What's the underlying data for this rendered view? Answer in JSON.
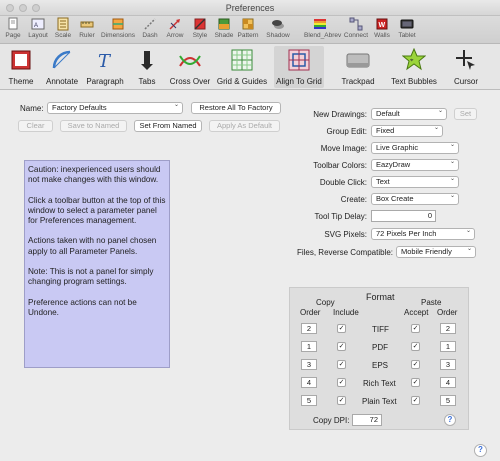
{
  "window": {
    "title": "Preferences"
  },
  "toolbar1": [
    {
      "label": "Page",
      "icon": "page-icon"
    },
    {
      "label": "Layout",
      "icon": "layout-icon"
    },
    {
      "label": "Scale",
      "icon": "scale-icon"
    },
    {
      "label": "Ruler",
      "icon": "ruler-icon"
    },
    {
      "label": "Dimensions",
      "icon": "dimensions-icon"
    },
    {
      "label": "Dash",
      "icon": "dash-icon"
    },
    {
      "label": "Arrow",
      "icon": "arrow-icon"
    },
    {
      "label": "Style",
      "icon": "style-icon"
    },
    {
      "label": "Shade",
      "icon": "shade-icon"
    },
    {
      "label": "Pattern",
      "icon": "pattern-icon"
    },
    {
      "label": "Shadow",
      "icon": "shadow-icon"
    },
    {
      "label": "Blend_Abrev",
      "icon": "blend-icon"
    },
    {
      "label": "Connect",
      "icon": "connect-icon"
    },
    {
      "label": "Walls",
      "icon": "walls-icon"
    },
    {
      "label": "Tablet",
      "icon": "tablet-icon"
    }
  ],
  "toolbar2": [
    {
      "label": "Theme",
      "icon": "theme-icon"
    },
    {
      "label": "Annotate",
      "icon": "annotate-icon"
    },
    {
      "label": "Paragraph",
      "icon": "paragraph-icon"
    },
    {
      "label": "Tabs",
      "icon": "tabs-icon"
    },
    {
      "label": "Cross Over",
      "icon": "cross-over-icon"
    },
    {
      "label": "Grid & Guides",
      "icon": "grid-guides-icon"
    },
    {
      "label": "Align To Grid",
      "icon": "align-to-grid-icon"
    },
    {
      "label": "Trackpad",
      "icon": "trackpad-icon"
    },
    {
      "label": "Text Bubbles",
      "icon": "text-bubbles-icon"
    },
    {
      "label": "Cursor",
      "icon": "cursor-icon"
    }
  ],
  "settings": {
    "name_label": "Name:",
    "name_value": "Factory Defaults",
    "restore_button": "Restore All To Factory",
    "clear_button": "Clear",
    "save_to_named_button": "Save to Named",
    "set_from_named_button": "Set From Named",
    "apply_as_default_button": "Apply As Default"
  },
  "note": {
    "p1": "Caution: inexperienced users should not make changes with this window.",
    "p2": "Click a toolbar button at the top of this window to select a parameter panel for Preferences management.",
    "p3": "Actions taken with no panel chosen apply to all Parameter Panels.",
    "p4": " Note: This is not a panel for simply changing program settings.",
    "p5": "Preference actions can not be Undone."
  },
  "right": {
    "new_drawings_label": "New Drawings:",
    "new_drawings_value": "Default",
    "set_button": "Set",
    "group_edit_label": "Group Edit:",
    "group_edit_value": "Fixed",
    "move_image_label": "Move Image:",
    "move_image_value": "Live Graphic",
    "toolbar_colors_label": "Toolbar Colors:",
    "toolbar_colors_value": "EazyDraw",
    "double_click_label": "Double Click:",
    "double_click_value": "Text",
    "create_label": "Create:",
    "create_value": "Box Create",
    "tooltip_delay_label": "Tool Tip Delay:",
    "tooltip_delay_value": "0",
    "svg_pixels_label": "SVG Pixels:",
    "svg_pixels_value": "72 Pixels Per Inch",
    "files_reverse_label": "Files, Reverse Compatible:",
    "files_reverse_value": "Mobile Friendly"
  },
  "format": {
    "title": "Format",
    "copy_header1": "Copy",
    "copy_header2_order": "Order",
    "copy_header2_include": "Include",
    "paste_header1": "Paste",
    "paste_header2_accept": "Accept",
    "paste_header2_order": "Order",
    "rows": [
      {
        "copy_order": "2",
        "include": "✓",
        "name": "TIFF",
        "accept": "✓",
        "paste_order": "2"
      },
      {
        "copy_order": "1",
        "include": "✓",
        "name": "PDF",
        "accept": "✓",
        "paste_order": "1"
      },
      {
        "copy_order": "3",
        "include": "✓",
        "name": "EPS",
        "accept": "✓",
        "paste_order": "3"
      },
      {
        "copy_order": "4",
        "include": "✓",
        "name": "Rich Text",
        "accept": "✓",
        "paste_order": "4"
      },
      {
        "copy_order": "5",
        "include": "✓",
        "name": "Plain Text",
        "accept": "✓",
        "paste_order": "5"
      }
    ],
    "copy_dpi_label": "Copy DPI:",
    "copy_dpi_value": "72"
  },
  "help": {
    "glyph": "?"
  }
}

============

**What the task requires**.
Without the pictures, output the full listing exactly as it stands.

**Complete response**.
What's the underlying data for this rendered view? Answer in JSON.
{
  "window": {
    "title": "Preferences"
  },
  "toolbar1": [
    {
      "label": "Page",
      "icon": "page-icon"
    },
    {
      "label": "Layout",
      "icon": "layout-icon"
    },
    {
      "label": "Scale",
      "icon": "scale-icon"
    },
    {
      "label": "Ruler",
      "icon": "ruler-icon"
    },
    {
      "label": "Dimensions",
      "icon": "dimensions-icon"
    },
    {
      "label": "Dash",
      "icon": "dash-icon"
    },
    {
      "label": "Arrow",
      "icon": "arrow-icon"
    },
    {
      "label": "Style",
      "icon": "style-icon"
    },
    {
      "label": "Shade",
      "icon": "shade-icon"
    },
    {
      "label": "Pattern",
      "icon": "pattern-icon"
    },
    {
      "label": "Shadow",
      "icon": "shadow-icon"
    },
    {
      "label": "Blend_Abrev",
      "icon": "blend-icon"
    },
    {
      "label": "Connect",
      "icon": "connect-icon"
    },
    {
      "label": "Walls",
      "icon": "walls-icon"
    },
    {
      "label": "Tablet",
      "icon": "tablet-icon"
    }
  ],
  "toolbar2": [
    {
      "label": "Theme",
      "icon": "theme-icon"
    },
    {
      "label": "Annotate",
      "icon": "annotate-icon"
    },
    {
      "label": "Paragraph",
      "icon": "paragraph-icon"
    },
    {
      "label": "Tabs",
      "icon": "tabs-icon"
    },
    {
      "label": "Cross Over",
      "icon": "cross-over-icon"
    },
    {
      "label": "Grid & Guides",
      "icon": "grid-guides-icon"
    },
    {
      "label": "Align To Grid",
      "icon": "align-to-grid-icon"
    },
    {
      "label": "Trackpad",
      "icon": "trackpad-icon"
    },
    {
      "label": "Text Bubbles",
      "icon": "text-bubbles-icon"
    },
    {
      "label": "Cursor",
      "icon": "cursor-icon"
    }
  ],
  "settings": {
    "name_label": "Name:",
    "name_value": "Factory Defaults",
    "restore_button": "Restore All To Factory",
    "clear_button": "Clear",
    "save_to_named_button": "Save to Named",
    "set_from_named_button": "Set From Named",
    "apply_as_default_button": "Apply As Default"
  },
  "note": {
    "p1": "Caution: inexperienced users should not make changes with this window.",
    "p2": "Click a toolbar button at the top of this window to select a parameter panel for Preferences management.",
    "p3": "Actions taken with no panel chosen apply to all Parameter Panels.",
    "p4": " Note: This is not a panel for simply changing program settings.",
    "p5": "Preference actions can not be Undone."
  },
  "right": {
    "new_drawings_label": "New Drawings:",
    "new_drawings_value": "Default",
    "set_button": "Set",
    "group_edit_label": "Group Edit:",
    "group_edit_value": "Fixed",
    "move_image_label": "Move Image:",
    "move_image_value": "Live Graphic",
    "toolbar_colors_label": "Toolbar Colors:",
    "toolbar_colors_value": "EazyDraw",
    "double_click_label": "Double Click:",
    "double_click_value": "Text",
    "create_label": "Create:",
    "create_value": "Box Create",
    "tooltip_delay_label": "Tool Tip Delay:",
    "tooltip_delay_value": "0",
    "svg_pixels_label": "SVG Pixels:",
    "svg_pixels_value": "72 Pixels Per Inch",
    "files_reverse_label": "Files, Reverse Compatible:",
    "files_reverse_value": "Mobile Friendly"
  },
  "format": {
    "title": "Format",
    "copy_header1": "Copy",
    "copy_header2_order": "Order",
    "copy_header2_include": "Include",
    "paste_header1": "Paste",
    "paste_header2_accept": "Accept",
    "paste_header2_order": "Order",
    "rows": [
      {
        "copy_order": "2",
        "include": "✓",
        "name": "TIFF",
        "accept": "✓",
        "paste_order": "2"
      },
      {
        "copy_order": "1",
        "include": "✓",
        "name": "PDF",
        "accept": "✓",
        "paste_order": "1"
      },
      {
        "copy_order": "3",
        "include": "✓",
        "name": "EPS",
        "accept": "✓",
        "paste_order": "3"
      },
      {
        "copy_order": "4",
        "include": "✓",
        "name": "Rich Text",
        "accept": "✓",
        "paste_order": "4"
      },
      {
        "copy_order": "5",
        "include": "✓",
        "name": "Plain Text",
        "accept": "✓",
        "paste_order": "5"
      }
    ],
    "copy_dpi_label": "Copy DPI:",
    "copy_dpi_value": "72"
  },
  "help": {
    "glyph": "?"
  }
}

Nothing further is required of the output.